Print all the data, keeping every line exactly as it is.
● ● ● ●
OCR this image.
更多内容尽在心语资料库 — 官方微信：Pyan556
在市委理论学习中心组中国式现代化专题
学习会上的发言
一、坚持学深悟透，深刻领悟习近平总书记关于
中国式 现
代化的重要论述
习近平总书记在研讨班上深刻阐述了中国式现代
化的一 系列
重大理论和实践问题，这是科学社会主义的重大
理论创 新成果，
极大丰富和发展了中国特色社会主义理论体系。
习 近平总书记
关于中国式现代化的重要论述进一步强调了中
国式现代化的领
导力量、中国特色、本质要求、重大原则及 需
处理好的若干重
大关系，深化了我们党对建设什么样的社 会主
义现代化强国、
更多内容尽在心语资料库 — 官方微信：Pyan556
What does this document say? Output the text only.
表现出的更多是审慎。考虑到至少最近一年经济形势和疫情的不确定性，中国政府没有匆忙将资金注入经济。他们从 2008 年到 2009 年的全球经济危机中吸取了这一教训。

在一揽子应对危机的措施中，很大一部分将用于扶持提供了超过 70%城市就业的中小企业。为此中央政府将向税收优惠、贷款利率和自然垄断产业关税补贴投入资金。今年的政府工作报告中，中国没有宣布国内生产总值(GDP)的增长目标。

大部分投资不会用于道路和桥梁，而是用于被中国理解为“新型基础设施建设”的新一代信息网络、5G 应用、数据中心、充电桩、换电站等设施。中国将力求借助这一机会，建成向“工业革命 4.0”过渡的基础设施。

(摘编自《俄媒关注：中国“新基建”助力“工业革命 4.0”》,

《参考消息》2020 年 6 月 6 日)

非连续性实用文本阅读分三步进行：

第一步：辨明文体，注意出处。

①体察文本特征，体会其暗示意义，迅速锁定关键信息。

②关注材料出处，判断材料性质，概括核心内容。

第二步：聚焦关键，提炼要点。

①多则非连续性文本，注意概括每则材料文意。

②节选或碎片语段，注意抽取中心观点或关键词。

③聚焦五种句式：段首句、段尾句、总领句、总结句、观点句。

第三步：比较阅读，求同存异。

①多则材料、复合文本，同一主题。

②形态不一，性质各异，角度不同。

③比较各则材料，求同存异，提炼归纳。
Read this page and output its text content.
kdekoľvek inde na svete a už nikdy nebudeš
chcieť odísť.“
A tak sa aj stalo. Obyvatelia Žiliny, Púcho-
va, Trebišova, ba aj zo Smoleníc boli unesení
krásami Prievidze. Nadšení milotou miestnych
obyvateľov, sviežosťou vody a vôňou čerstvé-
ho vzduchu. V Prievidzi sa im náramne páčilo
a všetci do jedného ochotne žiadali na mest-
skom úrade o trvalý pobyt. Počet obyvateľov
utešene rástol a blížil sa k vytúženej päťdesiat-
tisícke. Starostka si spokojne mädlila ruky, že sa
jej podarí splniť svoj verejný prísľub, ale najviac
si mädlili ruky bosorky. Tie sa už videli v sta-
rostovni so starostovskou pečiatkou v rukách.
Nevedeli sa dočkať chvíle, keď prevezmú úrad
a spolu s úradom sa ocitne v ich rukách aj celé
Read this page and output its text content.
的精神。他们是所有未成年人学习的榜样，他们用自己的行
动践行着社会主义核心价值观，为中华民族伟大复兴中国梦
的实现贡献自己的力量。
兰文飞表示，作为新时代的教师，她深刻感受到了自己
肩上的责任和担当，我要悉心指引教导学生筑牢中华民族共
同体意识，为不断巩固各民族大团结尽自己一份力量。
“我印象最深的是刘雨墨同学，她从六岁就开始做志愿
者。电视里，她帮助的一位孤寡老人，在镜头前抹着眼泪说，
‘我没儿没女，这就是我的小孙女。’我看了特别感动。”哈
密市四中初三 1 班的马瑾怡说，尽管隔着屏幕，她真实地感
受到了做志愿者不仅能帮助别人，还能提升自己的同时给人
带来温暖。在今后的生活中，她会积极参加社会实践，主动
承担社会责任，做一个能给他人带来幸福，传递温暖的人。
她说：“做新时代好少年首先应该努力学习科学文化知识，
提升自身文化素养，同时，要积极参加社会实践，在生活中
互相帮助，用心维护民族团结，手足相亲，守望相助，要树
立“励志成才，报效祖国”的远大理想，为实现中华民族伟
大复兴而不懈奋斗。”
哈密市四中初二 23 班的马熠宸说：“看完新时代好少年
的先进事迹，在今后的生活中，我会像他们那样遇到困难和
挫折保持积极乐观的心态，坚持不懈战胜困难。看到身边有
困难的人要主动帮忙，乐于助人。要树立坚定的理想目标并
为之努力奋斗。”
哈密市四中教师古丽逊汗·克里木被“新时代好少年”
● ● ● ●
EXERCISE ANSWER:
OCR this image.
更多内容尽在心语资料库 — 官方微信：Pyan556
在市委理论学习中心组中国式现代化专题
学习会上的发言
一、坚持学深悟透，深刻领悟习近平总书记关于
中国式 现
代化的重要论述
习近平总书记在研讨班上深刻阐述了中国式现代
化的一 系列
重大理论和实践问题，这是科学社会主义的重大
理论创 新成果，
极大丰富和发展了中国特色社会主义理论体系。
习 近平总书记
关于中国式现代化的重要论述进一步强调了中
国式现代化的领
导力量、中国特色、本质要求、重大原则及 需
处理好的若干重
大关系，深化了我们党对建设什么样的社 会主
义现代化强国、
更多内容尽在心语资料库 — 官方微信：Pyan556
What does this document say? Output the text only.
表现出的更多是审慎。考虑到至少最近一年经济形势和疫情的不确定性，中国政府没有匆忙将资金注入经济。他们从 2008 年到 2009 年的全球经济危机中吸取了这一教训。

在一揽子应对危机的措施中，很大一部分将用于扶持提供了超过 70%城市就业的中小企业。为此中央政府将向税收优惠、贷款利率和自然垄断产业关税补贴投入资金。今年的政府工作报告中，中国没有宣布国内生产总值(GDP)的增长目标。

大部分投资不会用于道路和桥梁，而是用于被中国理解为“新型基础设施建设”的新一代信息网络、5G 应用、数据中心、充电桩、换电站等设施。中国将力求借助这一机会，建成向“工业革命 4.0”过渡的基础设施。

(摘编自《俄媒关注：中国“新基建”助力“工业革命 4.0”》,

《参考消息》2020 年 6 月 6 日)

非连续性实用文本阅读分三步进行：

第一步：辨明文体，注意出处。

①体察文本特征，体会其暗示意义，迅速锁定关键信息。

②关注材料出处，判断材料性质，概括核心内容。

第二步：聚焦关键，提炼要点。

①多则非连续性文本，注意概括每则材料文意。

②节选或碎片语段，注意抽取中心观点或关键词。

③聚焦五种句式：段首句、段尾句、总领句、总结句、观点句。

第三步：比较阅读，求同存异。

①多则材料、复合文本，同一主题。

②形态不一，性质各异，角度不同。

③比较各则材料，求同存异，提炼归纳。
Read this page and output its text content.
kdekoľvek inde na svete a už nikdy nebudeš
chcieť odísť.“
A tak sa aj stalo. Obyvatelia Žiliny, Púcho-
va, Trebišova, ba aj zo Smoleníc boli unesení
krásami Prievidze. Nadšení milotou miestnych
obyvateľov, sviežosťou vody a vôňou čerstvé-
ho vzduchu. V Prievidzi sa im náramne páčilo
a všetci do jedného ochotne žiadali na mest-
skom úrade o trvalý pobyt. Počet obyvateľov
utešene rástol a blížil sa k vytúženej päťdesiat-
tisícke. Starostka si spokojne mädlila ruky, že sa
jej podarí splniť svoj verejný prísľub, ale najviac
si mädlili ruky bosorky. Tie sa už videli v sta-
rostovni so starostovskou pečiatkou v rukách.
Nevedeli sa dočkať chvíle, keď prevezmú úrad
a spolu s úradom sa ocitne v ich rukách aj celé
Read this page and output its text content.
的精神。他们是所有未成年人学习的榜样，他们用自己的行
动践行着社会主义核心价值观，为中华民族伟大复兴中国梦
的实现贡献自己的力量。
兰文飞表示，作为新时代的教师，她深刻感受到了自己
肩上的责任和担当，我要悉心指引教导学生筑牢中华民族共
同体意识，为不断巩固各民族大团结尽自己一份力量。
“我印象最深的是刘雨墨同学，她从六岁就开始做志愿
者。电视里，她帮助的一位孤寡老人，在镜头前抹着眼泪说，
‘我没儿没女，这就是我的小孙女。’我看了特别感动。”哈
密市四中初三 1 班的马瑾怡说，尽管隔着屏幕，她真实地感
受到了做志愿者不仅能帮助别人，还能提升自己的同时给人
带来温暖。在今后的生活中，她会积极参加社会实践，主动
承担社会责任，做一个能给他人带来幸福，传递温暖的人。
她说：“做新时代好少年首先应该努力学习科学文化知识，
提升自身文化素养，同时，要积极参加社会实践，在生活中
互相帮助，用心维护民族团结，手足相亲，守望相助，要树
立“励志成才，报效祖国”的远大理想，为实现中华民族伟
大复兴而不懈奋斗。”
哈密市四中初二 23 班的马熠宸说：“看完新时代好少年
的先进事迹，在今后的生活中，我会像他们那样遇到困难和
挫折保持积极乐观的心态，坚持不懈战胜困难。看到身边有
困难的人要主动帮忙，乐于助人。要树立坚定的理想目标并
为之努力奋斗。”
哈密市四中教师古丽逊汗·克里木被“新时代好少年”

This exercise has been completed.